__Set exercise__: Transcribe the data that follows precisely, omitting nothing.

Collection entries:
■ ■ ■ ■

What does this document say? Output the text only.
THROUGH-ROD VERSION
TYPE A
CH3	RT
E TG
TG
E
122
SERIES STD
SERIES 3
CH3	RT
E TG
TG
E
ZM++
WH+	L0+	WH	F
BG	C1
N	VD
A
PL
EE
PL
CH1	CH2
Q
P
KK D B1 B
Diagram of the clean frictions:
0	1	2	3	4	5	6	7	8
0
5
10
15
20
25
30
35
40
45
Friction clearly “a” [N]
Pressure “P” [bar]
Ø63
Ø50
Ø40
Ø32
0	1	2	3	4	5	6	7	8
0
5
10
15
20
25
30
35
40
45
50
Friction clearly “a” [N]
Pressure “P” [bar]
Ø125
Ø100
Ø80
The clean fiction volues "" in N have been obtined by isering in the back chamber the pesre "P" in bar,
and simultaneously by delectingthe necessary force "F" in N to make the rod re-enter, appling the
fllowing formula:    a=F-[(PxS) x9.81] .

■ ■ ■ ■

__Task response__:
What does this document say? Output the text only.
THROUGH-ROD VERSION
TYPE A
CH3	RT
E TG
TG
E
122
SERIES STD
SERIES 3
CH3	RT
E TG
TG
E
ZM++
WH+	L0+	WH	F
BG	C1
N	VD
A
PL
EE
PL
CH1	CH2
Q
P
KK D B1 B
Diagram of the clean frictions:
0	1	2	3	4	5	6	7	8
0
5
10
15
20
25
30
35
40
45
Friction clearly “a” [N]
Pressure “P” [bar]
Ø63
Ø50
Ø40
Ø32
0	1	2	3	4	5	6	7	8
0
5
10
15
20
25
30
35
40
45
50
Friction clearly “a” [N]
Pressure “P” [bar]
Ø125
Ø100
Ø80
The clean fiction volues "" in N have been obtined by isering in the back chamber the pesre "P" in bar,
and simultaneously by delectingthe necessary force "F" in N to make the rod re-enter, appling the
fllowing formula:    a=F-[(PxS) x9.81] .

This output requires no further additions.